*** Material for the task ***

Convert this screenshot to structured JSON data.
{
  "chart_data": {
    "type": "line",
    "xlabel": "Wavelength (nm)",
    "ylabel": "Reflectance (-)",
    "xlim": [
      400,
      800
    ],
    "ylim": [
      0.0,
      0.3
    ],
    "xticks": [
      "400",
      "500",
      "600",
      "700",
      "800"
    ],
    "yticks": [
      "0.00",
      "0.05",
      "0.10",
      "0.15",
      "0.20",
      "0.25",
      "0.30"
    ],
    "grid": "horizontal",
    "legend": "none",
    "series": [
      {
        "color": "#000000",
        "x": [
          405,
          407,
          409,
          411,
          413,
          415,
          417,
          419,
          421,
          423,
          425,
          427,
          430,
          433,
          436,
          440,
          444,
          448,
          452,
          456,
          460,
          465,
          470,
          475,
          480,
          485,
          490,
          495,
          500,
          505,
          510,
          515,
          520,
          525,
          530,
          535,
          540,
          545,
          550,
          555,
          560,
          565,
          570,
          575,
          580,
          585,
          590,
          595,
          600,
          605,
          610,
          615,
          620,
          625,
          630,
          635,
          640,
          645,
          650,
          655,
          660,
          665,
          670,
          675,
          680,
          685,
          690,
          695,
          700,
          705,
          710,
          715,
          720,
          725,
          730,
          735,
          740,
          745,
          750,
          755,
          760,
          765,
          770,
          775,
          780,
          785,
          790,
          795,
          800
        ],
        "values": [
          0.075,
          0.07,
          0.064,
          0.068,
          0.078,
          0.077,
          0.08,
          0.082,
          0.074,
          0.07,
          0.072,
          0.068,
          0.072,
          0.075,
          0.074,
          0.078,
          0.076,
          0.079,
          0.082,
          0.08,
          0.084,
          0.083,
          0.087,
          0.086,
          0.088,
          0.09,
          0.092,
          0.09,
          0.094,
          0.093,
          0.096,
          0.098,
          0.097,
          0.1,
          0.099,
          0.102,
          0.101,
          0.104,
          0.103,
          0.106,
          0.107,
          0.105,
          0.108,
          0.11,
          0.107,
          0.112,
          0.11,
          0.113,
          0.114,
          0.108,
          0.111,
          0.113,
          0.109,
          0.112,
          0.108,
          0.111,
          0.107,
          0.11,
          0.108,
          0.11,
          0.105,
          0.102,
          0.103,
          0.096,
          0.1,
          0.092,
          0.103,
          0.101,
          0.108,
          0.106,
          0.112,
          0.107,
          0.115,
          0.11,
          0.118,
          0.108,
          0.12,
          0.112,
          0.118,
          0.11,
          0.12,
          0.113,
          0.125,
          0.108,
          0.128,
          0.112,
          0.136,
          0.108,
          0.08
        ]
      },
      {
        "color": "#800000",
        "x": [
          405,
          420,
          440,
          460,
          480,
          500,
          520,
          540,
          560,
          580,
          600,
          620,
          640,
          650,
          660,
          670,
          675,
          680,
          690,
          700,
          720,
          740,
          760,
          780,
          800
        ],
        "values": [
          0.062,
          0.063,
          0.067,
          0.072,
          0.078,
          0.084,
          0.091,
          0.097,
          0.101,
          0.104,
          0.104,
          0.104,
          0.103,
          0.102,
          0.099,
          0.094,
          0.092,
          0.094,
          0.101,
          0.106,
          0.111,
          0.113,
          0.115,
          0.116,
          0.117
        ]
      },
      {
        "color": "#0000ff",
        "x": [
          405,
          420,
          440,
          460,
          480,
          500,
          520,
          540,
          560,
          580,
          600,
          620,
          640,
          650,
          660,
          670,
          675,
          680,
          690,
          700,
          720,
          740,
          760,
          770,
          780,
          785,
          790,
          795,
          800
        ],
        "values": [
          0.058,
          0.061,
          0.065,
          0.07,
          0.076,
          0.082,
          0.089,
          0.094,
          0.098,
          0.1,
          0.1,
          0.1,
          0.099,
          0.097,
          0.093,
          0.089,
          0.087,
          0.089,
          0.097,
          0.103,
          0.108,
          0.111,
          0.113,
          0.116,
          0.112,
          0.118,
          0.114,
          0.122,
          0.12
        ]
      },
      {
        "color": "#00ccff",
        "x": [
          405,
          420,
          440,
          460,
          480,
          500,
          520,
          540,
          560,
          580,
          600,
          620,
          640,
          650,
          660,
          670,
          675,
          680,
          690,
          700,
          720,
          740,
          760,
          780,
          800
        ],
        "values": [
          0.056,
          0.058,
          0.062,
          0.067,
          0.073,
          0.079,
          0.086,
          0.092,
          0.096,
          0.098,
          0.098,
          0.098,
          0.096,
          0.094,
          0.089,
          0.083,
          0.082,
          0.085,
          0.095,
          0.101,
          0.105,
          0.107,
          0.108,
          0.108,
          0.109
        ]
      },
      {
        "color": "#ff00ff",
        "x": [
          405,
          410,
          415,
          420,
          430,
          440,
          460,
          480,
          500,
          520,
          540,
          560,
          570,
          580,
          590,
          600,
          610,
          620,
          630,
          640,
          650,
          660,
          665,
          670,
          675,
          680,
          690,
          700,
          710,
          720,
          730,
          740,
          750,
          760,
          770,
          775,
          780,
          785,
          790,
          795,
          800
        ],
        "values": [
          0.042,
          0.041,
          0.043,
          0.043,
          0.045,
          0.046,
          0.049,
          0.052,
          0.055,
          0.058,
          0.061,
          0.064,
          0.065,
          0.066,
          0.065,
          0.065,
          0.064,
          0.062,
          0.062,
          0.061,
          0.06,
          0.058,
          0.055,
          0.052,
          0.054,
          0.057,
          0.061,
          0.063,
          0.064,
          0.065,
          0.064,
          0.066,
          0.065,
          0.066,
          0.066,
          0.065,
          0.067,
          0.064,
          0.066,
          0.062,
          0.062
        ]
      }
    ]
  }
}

***

[Stated task] Write out every line of the data that holds the word "color".

[Finished answer]
        "color": "#000000",
        "color": "#800000",
        "color": "#0000ff",
        "color": "#00ccff",
        "color": "#ff00ff",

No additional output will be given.